Gather every line of the entries that includes the word "name".
───── RECORDED DATA ─────
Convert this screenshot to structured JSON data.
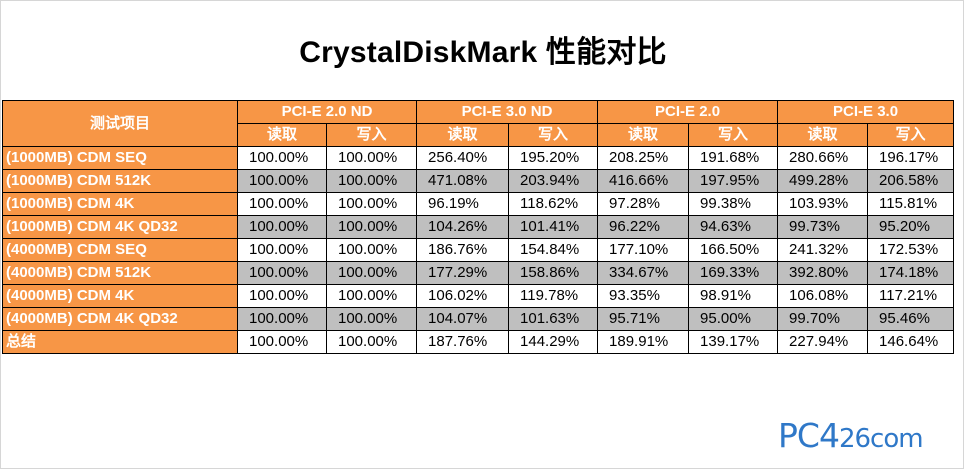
{
  "title": "CrystalDiskMark 性能对比",
  "table": {
    "corner_label": "测试项目",
    "groups": [
      {
        "name": "PCI-E 2.0 ND",
        "sub": [
          "读取",
          "写入"
        ]
      },
      {
        "name": "PCI-E 3.0 ND",
        "sub": [
          "读取",
          "写入"
        ]
      },
      {
        "name": "PCI-E 2.0",
        "sub": [
          "读取",
          "写入"
        ]
      },
      {
        "name": "PCI-E 3.0",
        "sub": [
          "读取",
          "写入"
        ]
      }
    ],
    "rows": [
      {
        "label": "(1000MB) CDM SEQ",
        "values": [
          "100.00%",
          "100.00%",
          "256.40%",
          "195.20%",
          "208.25%",
          "191.68%",
          "280.66%",
          "196.17%"
        ]
      },
      {
        "label": "(1000MB) CDM 512K",
        "values": [
          "100.00%",
          "100.00%",
          "471.08%",
          "203.94%",
          "416.66%",
          "197.95%",
          "499.28%",
          "206.58%"
        ]
      },
      {
        "label": "(1000MB) CDM 4K",
        "values": [
          "100.00%",
          "100.00%",
          "96.19%",
          "118.62%",
          "97.28%",
          "99.38%",
          "103.93%",
          "115.81%"
        ]
      },
      {
        "label": "(1000MB) CDM 4K QD32",
        "values": [
          "100.00%",
          "100.00%",
          "104.26%",
          "101.41%",
          "96.22%",
          "94.63%",
          "99.73%",
          "95.20%"
        ]
      },
      {
        "label": "(4000MB) CDM SEQ",
        "values": [
          "100.00%",
          "100.00%",
          "186.76%",
          "154.84%",
          "177.10%",
          "166.50%",
          "241.32%",
          "172.53%"
        ]
      },
      {
        "label": "(4000MB) CDM 512K",
        "values": [
          "100.00%",
          "100.00%",
          "177.29%",
          "158.86%",
          "334.67%",
          "169.33%",
          "392.80%",
          "174.18%"
        ]
      },
      {
        "label": "(4000MB) CDM 4K",
        "values": [
          "100.00%",
          "100.00%",
          "106.02%",
          "119.78%",
          "93.35%",
          "98.91%",
          "106.08%",
          "117.21%"
        ]
      },
      {
        "label": "(4000MB) CDM 4K QD32",
        "values": [
          "100.00%",
          "100.00%",
          "104.07%",
          "101.63%",
          "95.71%",
          "95.00%",
          "99.70%",
          "95.46%"
        ]
      },
      {
        "label": "总结",
        "values": [
          "100.00%",
          "100.00%",
          "187.76%",
          "144.29%",
          "189.91%",
          "139.17%",
          "227.94%",
          "146.64%"
        ]
      }
    ]
  },
  "watermark": {
    "text_main": "PC4",
    "text_digits": "26",
    "text_tail": "com",
    "color": "#2f78c8"
  },
  "colors": {
    "header_orange": "#f79646",
    "shade_gray": "#bfbfbf"
  }
}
─────
OUTPUT OF THE EXERCISE:
        "name": "PCI-E 2.0 ND",
        "name": "PCI-E 3.0 ND",
        "name": "PCI-E 2.0",
        "name": "PCI-E 3.0",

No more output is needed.